* [Prompt] Any picture among the records should be left out, please; retype the rest exactly.

* [Given data]
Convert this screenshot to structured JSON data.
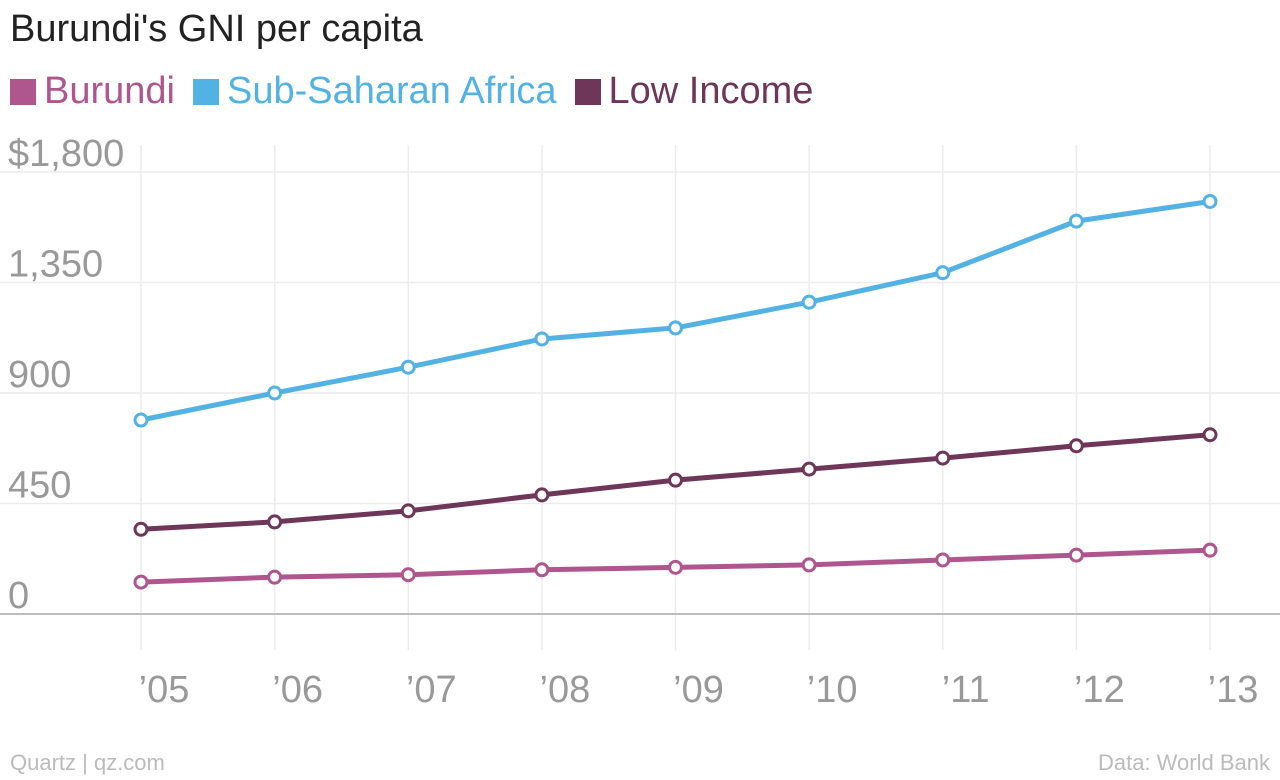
{
  "title": "Burundi's GNI per capita",
  "footer": {
    "source_left": "Quartz | qz.com",
    "source_right": "Data: World Bank"
  },
  "chart_data": {
    "type": "line",
    "title": "Burundi's GNI per capita",
    "xlabel": "",
    "ylabel": "",
    "x": [
      "’05",
      "’06",
      "’07",
      "’08",
      "’09",
      "’10",
      "’11",
      "’12",
      "’13"
    ],
    "y_ticks": [
      "$1,800",
      "1,350",
      "900",
      "450",
      "0"
    ],
    "y_tick_values": [
      1800,
      1350,
      900,
      450,
      0
    ],
    "ylim": [
      0,
      1800
    ],
    "grid": true,
    "legend_position": "top-left",
    "series": [
      {
        "name": "Burundi",
        "color": "#b0568f",
        "values": [
          130,
          150,
          160,
          180,
          190,
          200,
          220,
          240,
          260
        ]
      },
      {
        "name": "Sub-Saharan Africa",
        "color": "#52b2e4",
        "values": [
          790,
          900,
          1005,
          1120,
          1165,
          1270,
          1390,
          1600,
          1680
        ]
      },
      {
        "name": "Low Income",
        "color": "#6e3659",
        "values": [
          345,
          375,
          420,
          485,
          545,
          590,
          635,
          685,
          730
        ]
      }
    ]
  }
}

* [Finished answer]
Convert this screenshot to structured JSON data.
{
  "title": "Burundi's GNI per capita",
  "footer": {
    "source_left": "Quartz | qz.com",
    "source_right": "Data: World Bank"
  },
  "chart_data": {
    "type": "line",
    "title": "Burundi's GNI per capita",
    "xlabel": "",
    "ylabel": "",
    "x": [
      "’05",
      "’06",
      "’07",
      "’08",
      "’09",
      "’10",
      "’11",
      "’12",
      "’13"
    ],
    "y_ticks": [
      "$1,800",
      "1,350",
      "900",
      "450",
      "0"
    ],
    "y_tick_values": [
      1800,
      1350,
      900,
      450,
      0
    ],
    "ylim": [
      0,
      1800
    ],
    "grid": true,
    "legend_position": "top-left",
    "series": [
      {
        "name": "Burundi",
        "color": "#b0568f",
        "values": [
          130,
          150,
          160,
          180,
          190,
          200,
          220,
          240,
          260
        ]
      },
      {
        "name": "Sub-Saharan Africa",
        "color": "#52b2e4",
        "values": [
          790,
          900,
          1005,
          1120,
          1165,
          1270,
          1390,
          1600,
          1680
        ]
      },
      {
        "name": "Low Income",
        "color": "#6e3659",
        "values": [
          345,
          375,
          420,
          485,
          545,
          590,
          635,
          685,
          730
        ]
      }
    ]
  }
}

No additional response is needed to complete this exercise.